Collected data:
+ + + +
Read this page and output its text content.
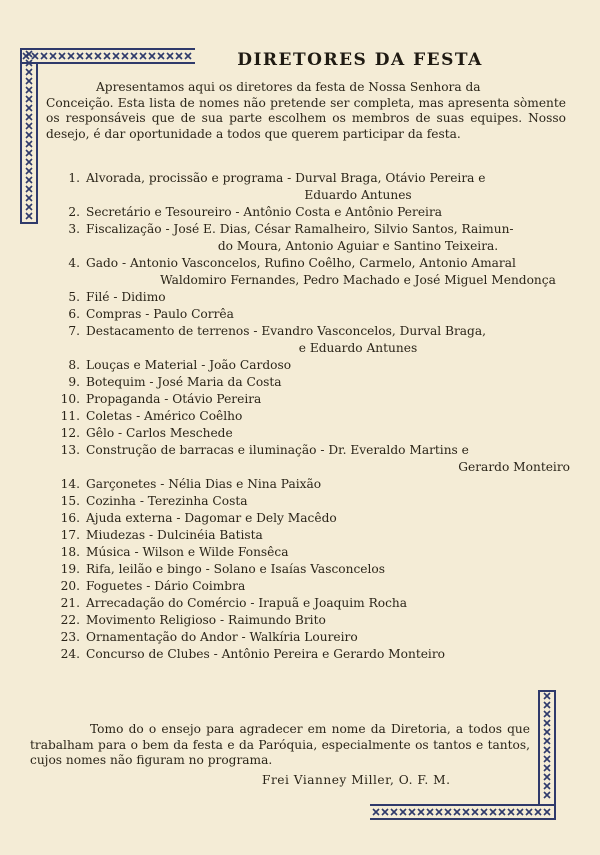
DIRETORES DA FESTA
Apresentamos aqui os diretores da festa de Nossa Senhora da
Conceição. Esta lista de nomes não pretende ser completa, mas apresenta sòmente os responsáveis que de sua parte escolhem os membros de suas equipes. Nosso desejo, é dar oportunidade a todos que querem participar da festa.
1. Alvorada, procissão e programa - Durval Braga, Otávio Pereira e
Eduardo Antunes
2. Secretário e Tesoureiro - Antônio Costa e Antônio Pereira
3. Fiscalização - José E. Dias, César Ramalheiro, Silvio Santos, Raimun-
do Moura, Antonio Aguiar e Santino Teixeira.
4. Gado - Antonio Vasconcelos, Rufino Coêlho, Carmelo, Antonio Amaral
Waldomiro Fernandes, Pedro Machado e José Miguel Mendonça
5. Filé - Didimo
6. Compras - Paulo Corrêa
7. Destacamento de terrenos - Evandro Vasconcelos, Durval Braga,
e Eduardo Antunes
8. Louças e Material - João Cardoso
9. Botequim - José Maria da Costa
10. Propaganda - Otávio Pereira
11. Coletas - Américo Coêlho
12. Gêlo - Carlos Meschede
13. Construção de barracas e iluminação - Dr. Everaldo Martins e
Gerardo Monteiro
14. Garçonetes - Nélia Dias e Nina Paixão
15. Cozinha - Terezinha Costa
16. Ajuda externa - Dagomar e Dely Macêdo
17. Miudezas - Dulcinéia Batista
18. Música - Wilson e Wilde Fonsêca
19. Rifa, leilão e bingo - Solano e Isaías Vasconcelos
20. Foguetes - Dário Coimbra
21. Arrecadação do Comércio - Irapuã e Joaquim Rocha
22. Movimento Religioso - Raimundo Brito
23. Ornamentação do Andor - Walkíria Loureiro
24. Concurso de Clubes - Antônio Pereira e Gerardo Monteiro
Tomo do o ensejo para agradecer em nome da Diretoria, a todos que trabalham para o bem da festa e da Paróquia, especialmente os tantos e tantos, cujos nomes não figuram no programa.
Frei Vianney Miller, O. F. M.
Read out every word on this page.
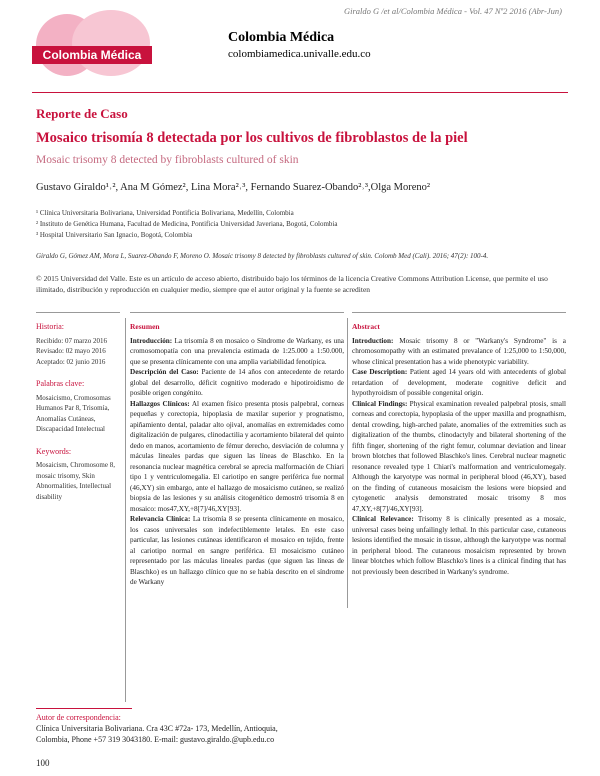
Giraldo G /et al/Colombia Médica - Vol. 47 Nº2 2016 (Abr-Jun)
Colombia Médica
Colombia Médica
colombiamedica.univalle.edu.co
Reporte de Caso
Mosaico trisomía 8 detectada por los cultivos de fibroblastos de la piel
Mosaic trisomy 8 detected by fibroblasts cultured of skin
Gustavo Giraldo¹˒², Ana M Gómez², Lina Mora²˒³, Fernando Suarez-Obando²˒³,Olga Moreno²
¹ Clínica Universitaria Bolivariana, Universidad Pontificia Bolivariana, Medellín, Colombia
² Instituto de Genética Humana, Facultad de Medicina, Pontificia Universidad Javeriana, Bogotá, Colombia
³ Hospital Universitario San Ignacio, Bogotá, Colombia
Giraldo G, Gómez AM, Mora L, Suarez-Obando F, Moreno O. Mosaic trisomy 8 detected by fibroblasts cultured of skin. Colomb Med (Cali). 2016; 47(2): 100-4.
© 2015 Universidad del Valle. Este es un artículo de acceso abierto, distribuido bajo los términos de la licencia Creative Commons Attribution License, que permite el uso ilimitado, distribución y reproducción en cualquier medio, siempre que el autor original y la fuente se acrediten
Historia:
Recibido: 07 marzo 2016
Revisado: 02 mayo 2016
Aceptado: 02 junio 2016
Palabras clave:
Mosaicismo, Cromosomas Humanos Par 8, Trisomía, Anomalías Cutáneas, Discapacidad Intelectual
Keywords:
Mosaicism, Chromosome 8, mosaic trisomy, Skin Abnormalities, Intellectual disability
Resumen

Introducción: La trisomía 8 en mosaico o Síndrome de Warkany, es una cromosomopatía con una prevalencia estimada de 1:25.000 a 1:50.000, que se presenta clínicamente con una amplia variabilidad fenotípica.

Descripción del Caso: Paciente de 14 años con antecedente de retardo global del desarrollo, déficit cognitivo moderado e hipotiroidismo de posible origen congénito.

Hallazgos Clínicos: Al examen físico presenta ptosis palpebral, corneas pequeñas y corectopia, hipoplasia de maxilar superior y prognatismo, apiñamiento dental, paladar alto ojival, anomalías en extremidades como digitalización de pulgares, clinodactilia y acortamiento bilateral del quinto dedo en manos, acortamiento de fémur derecho, desviación de columna y máculas lineales pardas que siguen las líneas de Blaschko. En la resonancia nuclear magnética cerebral se aprecia malformación de Chiari tipo 1 y ventriculomegalia. El cariotipo en sangre periférica fue normal (46,XY) sin embargo, ante el hallazgo de mosaicismo cutáneo, se realizó biopsia de las lesiones y su análisis citogenético demostró trisomía 8 en mosaico: mos47,XY,+8[7]/46,XY[93].

Relevancia Clínica: La trisomía 8 se presenta clínicamente en mosaico, los casos universales son indefectiblemente letales. En este caso particular, las lesiones cutáneas identificaron el mosaico en tejido, frente al cariotipo normal en sangre periférica. El mosaicismo cutáneo representado por las máculas lineales pardas (que siguen las líneas de Blaschko) es un hallazgo clínico que no se había descrito en el síndrome de Warkany

Abstract

Introduction: Mosaic trisomy 8 or "Warkany's Syndrome" is a chromosomopathy with an estimated prevalance of 1:25,000 to 1:50,000, whose clinical presentation has a wide phenotypic variability.

Case Description: Patient aged 14 years old with antecedents of global retardation of development, moderate cognitive deficit and hypothyroidism of possible congenital origin.

Clinical Findings: Physical examination revealed palpebral ptosis, small corneas and corectopia, hypoplasia of the upper maxilla and prognathism, dental crowding, high-arched palate, anomalies of the extremities such as digitalization of the thumbs, clinodactyly and bilateral shortening of the fifth finger, shortening of the right femur, columnar deviation and linear brown blotches that followed Blaschko's lines. Cerebral nuclear magnetic resonance revealed type 1 Chiari's malformation and ventriculomegaly. Although the karyotype was normal in peripheral blood (46,XY), based on the finding of cutaneous mosaicism the lesions were biopsied and cytogenetic analysis demonstrated mosaic trisomy 8 mos 47,XY,+8[7]/46,XY[93].

Clinical Relevance: Trisomy 8 is clinically presented as a mosaic, universal cases being unfailingly lethal. In this particular case, cutaneous lesions identified the mosaic in tissue, although the karyotype was normal in peripheral blood. The cutaneous mosaicism represented by brown linear blotches which follow Blaschko's lines is a clinical finding that has not previously been described in Warkany's syndrome.

Autor de correspondencia:
Clínica Universitaria Bolivariana. Cra 43C #72a- 173, Medellín, Antioquia,
Colombia, Phone +57 319 3043180. E-mail: gustavo.giraldo.@upb.edu.co
100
+ + + +
» **WRITTEN PROBLEM**
Omit all pictures while transcribing the entries verbatim.

» **EXERCISE ANSWER**
Read this page and output its text content.
DIRETORES DA FESTA
Apresentamos aqui os diretores da festa de Nossa Senhora da
Conceição. Esta lista de nomes não pretende ser completa, mas apresenta sòmente os responsáveis que de sua parte escolhem os membros de suas equipes. Nosso desejo, é dar oportunidade a todos que querem participar da festa.
1. Alvorada, procissão e programa - Durval Braga, Otávio Pereira e
Eduardo Antunes
2. Secretário e Tesoureiro - Antônio Costa e Antônio Pereira
3. Fiscalização - José E. Dias, César Ramalheiro, Silvio Santos, Raimun-
do Moura, Antonio Aguiar e Santino Teixeira.
4. Gado - Antonio Vasconcelos, Rufino Coêlho, Carmelo, Antonio Amaral
Waldomiro Fernandes, Pedro Machado e José Miguel Mendonça
5. Filé - Didimo
6. Compras - Paulo Corrêa
7. Destacamento de terrenos - Evandro Vasconcelos, Durval Braga,
e Eduardo Antunes
8. Louças e Material - João Cardoso
9. Botequim - José Maria da Costa
10. Propaganda - Otávio Pereira
11. Coletas - Américo Coêlho
12. Gêlo - Carlos Meschede
13. Construção de barracas e iluminação - Dr. Everaldo Martins e
Gerardo Monteiro
14. Garçonetes - Nélia Dias e Nina Paixão
15. Cozinha - Terezinha Costa
16. Ajuda externa - Dagomar e Dely Macêdo
17. Miudezas - Dulcinéia Batista
18. Música - Wilson e Wilde Fonsêca
19. Rifa, leilão e bingo - Solano e Isaías Vasconcelos
20. Foguetes - Dário Coimbra
21. Arrecadação do Comércio - Irapuã e Joaquim Rocha
22. Movimento Religioso - Raimundo Brito
23. Ornamentação do Andor - Walkíria Loureiro
24. Concurso de Clubes - Antônio Pereira e Gerardo Monteiro
Tomo do o ensejo para agradecer em nome da Diretoria, a todos que trabalham para o bem da festa e da Paróquia, especialmente os tantos e tantos, cujos nomes não figuram no programa.
Frei Vianney Miller, O. F. M.
Read out every word on this page.
Giraldo G /et al/Colombia Médica - Vol. 47 Nº2 2016 (Abr-Jun)
Colombia Médica
Colombia Médica
colombiamedica.univalle.edu.co
Reporte de Caso
Mosaico trisomía 8 detectada por los cultivos de fibroblastos de la piel
Mosaic trisomy 8 detected by fibroblasts cultured of skin
Gustavo Giraldo¹˒², Ana M Gómez², Lina Mora²˒³, Fernando Suarez-Obando²˒³,Olga Moreno²
¹ Clínica Universitaria Bolivariana, Universidad Pontificia Bolivariana, Medellín, Colombia
² Instituto de Genética Humana, Facultad de Medicina, Pontificia Universidad Javeriana, Bogotá, Colombia
³ Hospital Universitario San Ignacio, Bogotá, Colombia
Giraldo G, Gómez AM, Mora L, Suarez-Obando F, Moreno O. Mosaic trisomy 8 detected by fibroblasts cultured of skin. Colomb Med (Cali). 2016; 47(2): 100-4.
© 2015 Universidad del Valle. Este es un artículo de acceso abierto, distribuido bajo los términos de la licencia Creative Commons Attribution License, que permite el uso ilimitado, distribución y reproducción en cualquier medio, siempre que el autor original y la fuente se acrediten
Historia:
Recibido: 07 marzo 2016
Revisado: 02 mayo 2016
Aceptado: 02 junio 2016
Palabras clave:
Mosaicismo, Cromosomas Humanos Par 8, Trisomía, Anomalías Cutáneas, Discapacidad Intelectual
Keywords:
Mosaicism, Chromosome 8, mosaic trisomy, Skin Abnormalities, Intellectual disability
Resumen

Introducción: La trisomía 8 en mosaico o Síndrome de Warkany, es una cromosomopatía con una prevalencia estimada de 1:25.000 a 1:50.000, que se presenta clínicamente con una amplia variabilidad fenotípica.

Descripción del Caso: Paciente de 14 años con antecedente de retardo global del desarrollo, déficit cognitivo moderado e hipotiroidismo de posible origen congénito.

Hallazgos Clínicos: Al examen físico presenta ptosis palpebral, corneas pequeñas y corectopia, hipoplasia de maxilar superior y prognatismo, apiñamiento dental, paladar alto ojival, anomalías en extremidades como digitalización de pulgares, clinodactilia y acortamiento bilateral del quinto dedo en manos, acortamiento de fémur derecho, desviación de columna y máculas lineales pardas que siguen las líneas de Blaschko. En la resonancia nuclear magnética cerebral se aprecia malformación de Chiari tipo 1 y ventriculomegalia. El cariotipo en sangre periférica fue normal (46,XY) sin embargo, ante el hallazgo de mosaicismo cutáneo, se realizó biopsia de las lesiones y su análisis citogenético demostró trisomía 8 en mosaico: mos47,XY,+8[7]/46,XY[93].

Relevancia Clínica: La trisomía 8 se presenta clínicamente en mosaico, los casos universales son indefectiblemente letales. En este caso particular, las lesiones cutáneas identificaron el mosaico en tejido, frente al cariotipo normal en sangre periférica. El mosaicismo cutáneo representado por las máculas lineales pardas (que siguen las líneas de Blaschko) es un hallazgo clínico que no se había descrito en el síndrome de Warkany

Abstract

Introduction: Mosaic trisomy 8 or "Warkany's Syndrome" is a chromosomopathy with an estimated prevalance of 1:25,000 to 1:50,000, whose clinical presentation has a wide phenotypic variability.

Case Description: Patient aged 14 years old with antecedents of global retardation of development, moderate cognitive deficit and hypothyroidism of possible congenital origin.

Clinical Findings: Physical examination revealed palpebral ptosis, small corneas and corectopia, hypoplasia of the upper maxilla and prognathism, dental crowding, high-arched palate, anomalies of the extremities such as digitalization of the thumbs, clinodactyly and bilateral shortening of the fifth finger, shortening of the right femur, columnar deviation and linear brown blotches that followed Blaschko's lines. Cerebral nuclear magnetic resonance revealed type 1 Chiari's malformation and ventriculomegaly. Although the karyotype was normal in peripheral blood (46,XY), based on the finding of cutaneous mosaicism the lesions were biopsied and cytogenetic analysis demonstrated mosaic trisomy 8 mos 47,XY,+8[7]/46,XY[93].

Clinical Relevance: Trisomy 8 is clinically presented as a mosaic, universal cases being unfailingly lethal. In this particular case, cutaneous lesions identified the mosaic in tissue, although the karyotype was normal in peripheral blood. The cutaneous mosaicism represented by brown linear blotches which follow Blaschko's lines is a clinical finding that has not previously been described in Warkany's syndrome.

Autor de correspondencia:
Clínica Universitaria Bolivariana. Cra 43C #72a- 173, Medellín, Antioquia,
Colombia, Phone +57 319 3043180. E-mail: gustavo.giraldo.@upb.edu.co
100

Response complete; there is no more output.